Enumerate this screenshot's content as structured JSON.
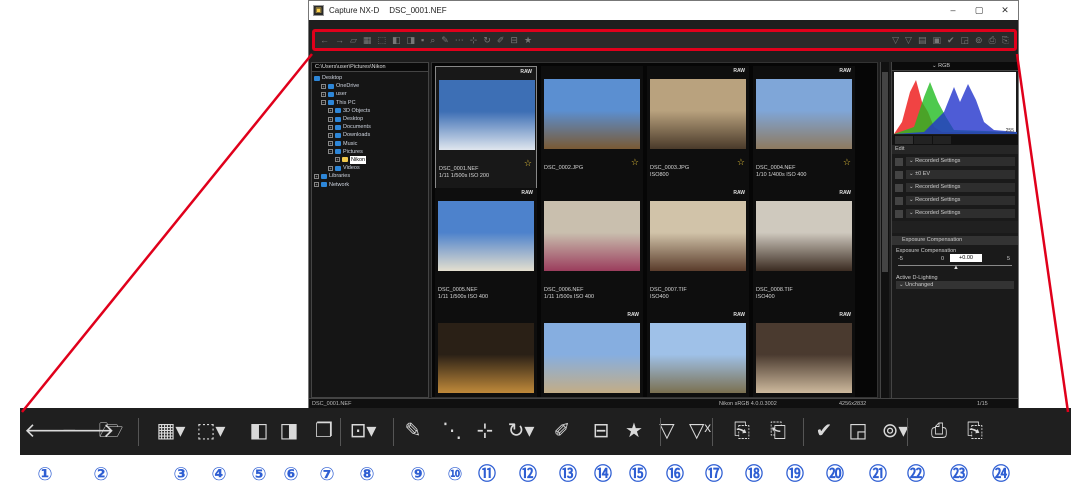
{
  "window": {
    "app_name": "Capture NX-D",
    "file_title": "DSC_0001.NEF",
    "minimize": "–",
    "restore": "▢",
    "close": "✕"
  },
  "toolbar_small": {
    "icons": [
      "←",
      "→",
      "▱",
      "▦",
      "⬚",
      "◧",
      "◨",
      "▪",
      "⌕",
      "✎",
      "⋯",
      "⊹",
      "↻",
      "✐",
      "⊟",
      "★",
      "▽",
      "▽",
      "▤",
      "▣",
      "✔",
      "◲",
      "⊚",
      "⎙",
      "⎘"
    ]
  },
  "folder_tree": {
    "path": "C:\\Users\\user\\Pictures\\Nikon",
    "nodes": [
      {
        "label": "Desktop",
        "indent": 0,
        "box": ""
      },
      {
        "label": "OneDrive",
        "indent": 1,
        "box": "+"
      },
      {
        "label": "user",
        "indent": 1,
        "box": "+"
      },
      {
        "label": "This PC",
        "indent": 1,
        "box": "−"
      },
      {
        "label": "3D Objects",
        "indent": 2,
        "box": "+"
      },
      {
        "label": "Desktop",
        "indent": 2,
        "box": "+"
      },
      {
        "label": "Documents",
        "indent": 2,
        "box": "+"
      },
      {
        "label": "Downloads",
        "indent": 2,
        "box": "+"
      },
      {
        "label": "Music",
        "indent": 2,
        "box": "+"
      },
      {
        "label": "Pictures",
        "indent": 2,
        "box": "−"
      },
      {
        "label": "Nikon",
        "indent": 3,
        "box": "+",
        "selected": true
      },
      {
        "label": "Videos",
        "indent": 2,
        "box": "+"
      },
      {
        "label": "Libraries",
        "indent": 0,
        "box": "+"
      },
      {
        "label": "Network",
        "indent": 0,
        "box": "+"
      }
    ]
  },
  "thumbnails": [
    {
      "name": "DSC_0001.NEF",
      "info": "1/11 1/500s ISO 200",
      "raw": "RAW",
      "star": "☆",
      "current": true,
      "c1": "#3d6fb5",
      "c2": "#dfe6ee"
    },
    {
      "name": "DSC_0002.JPG",
      "info": "",
      "raw": "",
      "star": "☆",
      "c1": "#5b8fd1",
      "c2": "#7a5a34"
    },
    {
      "name": "DSC_0003.JPG",
      "info": "ISO800",
      "raw": "RAW",
      "star": "☆",
      "c1": "#b9a27e",
      "c2": "#4a3a2a"
    },
    {
      "name": "DSC_0004.NEF",
      "info": "1/10 1/400s ISO 400",
      "raw": "RAW",
      "star": "☆",
      "c1": "#7fa6d8",
      "c2": "#8e7a5f"
    },
    {
      "name": "DSC_0005.NEF",
      "info": "1/11 1/500s ISO 400",
      "raw": "RAW",
      "star": "",
      "c1": "#4d82cc",
      "c2": "#e4dfcf"
    },
    {
      "name": "DSC_0006.NEF",
      "info": "1/11 1/500s ISO 400",
      "raw": "",
      "star": "",
      "c1": "#c9bfae",
      "c2": "#9b3d5d"
    },
    {
      "name": "DSC_0007.TIF",
      "info": "ISO400",
      "raw": "RAW",
      "star": "",
      "c1": "#d1c3a9",
      "c2": "#5a3c2b"
    },
    {
      "name": "DSC_0008.TIF",
      "info": "ISO400",
      "raw": "RAW",
      "star": "",
      "c1": "#cfc9be",
      "c2": "#3b2c22"
    },
    {
      "name": "",
      "info": "",
      "raw": "",
      "star": "",
      "c1": "#2a2016",
      "c2": "#c08a3a"
    },
    {
      "name": "",
      "info": "",
      "raw": "RAW",
      "star": "",
      "c1": "#86aee0",
      "c2": "#c3ad86"
    },
    {
      "name": "",
      "info": "",
      "raw": "RAW",
      "star": "",
      "c1": "#9fc1e8",
      "c2": "#7b7050"
    },
    {
      "name": "",
      "info": "",
      "raw": "RAW",
      "star": "",
      "c1": "#4a3a2f",
      "c2": "#cdb99d"
    }
  ],
  "right_panel": {
    "histogram_mode": "RGB",
    "hist_max": "255",
    "edit_label": "Edit",
    "edit_rows": [
      "Recorded Settings",
      "±0 EV",
      "Recorded Settings",
      "Recorded Settings",
      "Recorded Settings"
    ],
    "exposure_title": "Exposure Compensation",
    "exposure_label": "Exposure Compensation",
    "exposure_value": "+0.00",
    "scale_min": "-5",
    "scale_zero": "0",
    "scale_max": "5",
    "adl_label": "Active D-Lighting",
    "adl_value": "Unchanged"
  },
  "statusbar": {
    "file": "DSC_0001.NEF",
    "profile": "Nikon sRGB 4.0.0.3002",
    "dimensions": "4256x2832",
    "pager": "1/15"
  },
  "big_toolbar": {
    "icons": [
      {
        "name": "back-icon",
        "glyph": "🡐"
      },
      {
        "name": "forward-icon",
        "glyph": "🡒"
      },
      {
        "name": "open-folder-icon",
        "glyph": "🗁"
      },
      {
        "name": "thumbnail-grid-icon",
        "glyph": "▦▾"
      },
      {
        "name": "filmstrip-icon",
        "glyph": "⬚▾"
      },
      {
        "name": "compare-left-icon",
        "glyph": "◧"
      },
      {
        "name": "compare-right-icon",
        "glyph": "◨"
      },
      {
        "name": "stack-icon",
        "glyph": "❐"
      },
      {
        "name": "full-screen-icon",
        "glyph": "⊡▾"
      },
      {
        "name": "brush-icon",
        "glyph": "✎"
      },
      {
        "name": "straighten-icon",
        "glyph": "⋱"
      },
      {
        "name": "crop-icon",
        "glyph": "⊹"
      },
      {
        "name": "rotate-icon",
        "glyph": "↻▾"
      },
      {
        "name": "retouch-brush-icon",
        "glyph": "✐"
      },
      {
        "name": "color-picker-icon",
        "glyph": "⊟"
      },
      {
        "name": "rating-star-icon",
        "glyph": "★"
      },
      {
        "name": "filter-icon",
        "glyph": "▽"
      },
      {
        "name": "clear-filter-icon",
        "glyph": "▽ˣ"
      },
      {
        "name": "batch-process-icon",
        "glyph": "⎘"
      },
      {
        "name": "cancel-batch-icon",
        "glyph": "⎗"
      },
      {
        "name": "checkmark-icon",
        "glyph": "✔"
      },
      {
        "name": "open-with-icon",
        "glyph": "◲"
      },
      {
        "name": "app-icon",
        "glyph": "⊚▾"
      },
      {
        "name": "print-icon",
        "glyph": "⎙"
      },
      {
        "name": "convert-icon",
        "glyph": "⎘"
      }
    ]
  },
  "numbers": [
    "①",
    "②",
    "③",
    "④",
    "⑤",
    "⑥",
    "⑦",
    "⑧",
    "⑨",
    "⑩",
    "⑪",
    "⑫",
    "⑬",
    "⑭",
    "⑮",
    "⑯",
    "⑰",
    "⑱",
    "⑲",
    "⑳",
    "㉑",
    "㉒",
    "㉓",
    "㉔"
  ],
  "colors": {
    "callout": "#e0001b",
    "number": "#2f5fd3",
    "star": "#e8c53a"
  }
}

> **WRITTEN INSTRUCTION**
Any pictures should be dropped; transcribe the rest of the records above exactly.

> **ANSWER TO THE PROBLEM**
Enumerate this screenshot's content as structured JSON.
{
  "window": {
    "app_name": "Capture NX-D",
    "file_title": "DSC_0001.NEF",
    "minimize": "–",
    "restore": "▢",
    "close": "✕"
  },
  "toolbar_small": {
    "icons": [
      "←",
      "→",
      "▱",
      "▦",
      "⬚",
      "◧",
      "◨",
      "▪",
      "⌕",
      "✎",
      "⋯",
      "⊹",
      "↻",
      "✐",
      "⊟",
      "★",
      "▽",
      "▽",
      "▤",
      "▣",
      "✔",
      "◲",
      "⊚",
      "⎙",
      "⎘"
    ]
  },
  "folder_tree": {
    "path": "C:\\Users\\user\\Pictures\\Nikon",
    "nodes": [
      {
        "label": "Desktop",
        "indent": 0,
        "box": ""
      },
      {
        "label": "OneDrive",
        "indent": 1,
        "box": "+"
      },
      {
        "label": "user",
        "indent": 1,
        "box": "+"
      },
      {
        "label": "This PC",
        "indent": 1,
        "box": "−"
      },
      {
        "label": "3D Objects",
        "indent": 2,
        "box": "+"
      },
      {
        "label": "Desktop",
        "indent": 2,
        "box": "+"
      },
      {
        "label": "Documents",
        "indent": 2,
        "box": "+"
      },
      {
        "label": "Downloads",
        "indent": 2,
        "box": "+"
      },
      {
        "label": "Music",
        "indent": 2,
        "box": "+"
      },
      {
        "label": "Pictures",
        "indent": 2,
        "box": "−"
      },
      {
        "label": "Nikon",
        "indent": 3,
        "box": "+",
        "selected": true
      },
      {
        "label": "Videos",
        "indent": 2,
        "box": "+"
      },
      {
        "label": "Libraries",
        "indent": 0,
        "box": "+"
      },
      {
        "label": "Network",
        "indent": 0,
        "box": "+"
      }
    ]
  },
  "thumbnails": [
    {
      "name": "DSC_0001.NEF",
      "info": "1/11 1/500s ISO 200",
      "raw": "RAW",
      "star": "☆",
      "current": true,
      "c1": "#3d6fb5",
      "c2": "#dfe6ee"
    },
    {
      "name": "DSC_0002.JPG",
      "info": "",
      "raw": "",
      "star": "☆",
      "c1": "#5b8fd1",
      "c2": "#7a5a34"
    },
    {
      "name": "DSC_0003.JPG",
      "info": "ISO800",
      "raw": "RAW",
      "star": "☆",
      "c1": "#b9a27e",
      "c2": "#4a3a2a"
    },
    {
      "name": "DSC_0004.NEF",
      "info": "1/10 1/400s ISO 400",
      "raw": "RAW",
      "star": "☆",
      "c1": "#7fa6d8",
      "c2": "#8e7a5f"
    },
    {
      "name": "DSC_0005.NEF",
      "info": "1/11 1/500s ISO 400",
      "raw": "RAW",
      "star": "",
      "c1": "#4d82cc",
      "c2": "#e4dfcf"
    },
    {
      "name": "DSC_0006.NEF",
      "info": "1/11 1/500s ISO 400",
      "raw": "",
      "star": "",
      "c1": "#c9bfae",
      "c2": "#9b3d5d"
    },
    {
      "name": "DSC_0007.TIF",
      "info": "ISO400",
      "raw": "RAW",
      "star": "",
      "c1": "#d1c3a9",
      "c2": "#5a3c2b"
    },
    {
      "name": "DSC_0008.TIF",
      "info": "ISO400",
      "raw": "RAW",
      "star": "",
      "c1": "#cfc9be",
      "c2": "#3b2c22"
    },
    {
      "name": "",
      "info": "",
      "raw": "",
      "star": "",
      "c1": "#2a2016",
      "c2": "#c08a3a"
    },
    {
      "name": "",
      "info": "",
      "raw": "RAW",
      "star": "",
      "c1": "#86aee0",
      "c2": "#c3ad86"
    },
    {
      "name": "",
      "info": "",
      "raw": "RAW",
      "star": "",
      "c1": "#9fc1e8",
      "c2": "#7b7050"
    },
    {
      "name": "",
      "info": "",
      "raw": "RAW",
      "star": "",
      "c1": "#4a3a2f",
      "c2": "#cdb99d"
    }
  ],
  "right_panel": {
    "histogram_mode": "RGB",
    "hist_max": "255",
    "edit_label": "Edit",
    "edit_rows": [
      "Recorded Settings",
      "±0 EV",
      "Recorded Settings",
      "Recorded Settings",
      "Recorded Settings"
    ],
    "exposure_title": "Exposure Compensation",
    "exposure_label": "Exposure Compensation",
    "exposure_value": "+0.00",
    "scale_min": "-5",
    "scale_zero": "0",
    "scale_max": "5",
    "adl_label": "Active D-Lighting",
    "adl_value": "Unchanged"
  },
  "statusbar": {
    "file": "DSC_0001.NEF",
    "profile": "Nikon sRGB 4.0.0.3002",
    "dimensions": "4256x2832",
    "pager": "1/15"
  },
  "big_toolbar": {
    "icons": [
      {
        "name": "back-icon",
        "glyph": "🡐"
      },
      {
        "name": "forward-icon",
        "glyph": "🡒"
      },
      {
        "name": "open-folder-icon",
        "glyph": "🗁"
      },
      {
        "name": "thumbnail-grid-icon",
        "glyph": "▦▾"
      },
      {
        "name": "filmstrip-icon",
        "glyph": "⬚▾"
      },
      {
        "name": "compare-left-icon",
        "glyph": "◧"
      },
      {
        "name": "compare-right-icon",
        "glyph": "◨"
      },
      {
        "name": "stack-icon",
        "glyph": "❐"
      },
      {
        "name": "full-screen-icon",
        "glyph": "⊡▾"
      },
      {
        "name": "brush-icon",
        "glyph": "✎"
      },
      {
        "name": "straighten-icon",
        "glyph": "⋱"
      },
      {
        "name": "crop-icon",
        "glyph": "⊹"
      },
      {
        "name": "rotate-icon",
        "glyph": "↻▾"
      },
      {
        "name": "retouch-brush-icon",
        "glyph": "✐"
      },
      {
        "name": "color-picker-icon",
        "glyph": "⊟"
      },
      {
        "name": "rating-star-icon",
        "glyph": "★"
      },
      {
        "name": "filter-icon",
        "glyph": "▽"
      },
      {
        "name": "clear-filter-icon",
        "glyph": "▽ˣ"
      },
      {
        "name": "batch-process-icon",
        "glyph": "⎘"
      },
      {
        "name": "cancel-batch-icon",
        "glyph": "⎗"
      },
      {
        "name": "checkmark-icon",
        "glyph": "✔"
      },
      {
        "name": "open-with-icon",
        "glyph": "◲"
      },
      {
        "name": "app-icon",
        "glyph": "⊚▾"
      },
      {
        "name": "print-icon",
        "glyph": "⎙"
      },
      {
        "name": "convert-icon",
        "glyph": "⎘"
      }
    ]
  },
  "numbers": [
    "①",
    "②",
    "③",
    "④",
    "⑤",
    "⑥",
    "⑦",
    "⑧",
    "⑨",
    "⑩",
    "⑪",
    "⑫",
    "⑬",
    "⑭",
    "⑮",
    "⑯",
    "⑰",
    "⑱",
    "⑲",
    "⑳",
    "㉑",
    "㉒",
    "㉓",
    "㉔"
  ],
  "colors": {
    "callout": "#e0001b",
    "number": "#2f5fd3",
    "star": "#e8c53a"
  }
}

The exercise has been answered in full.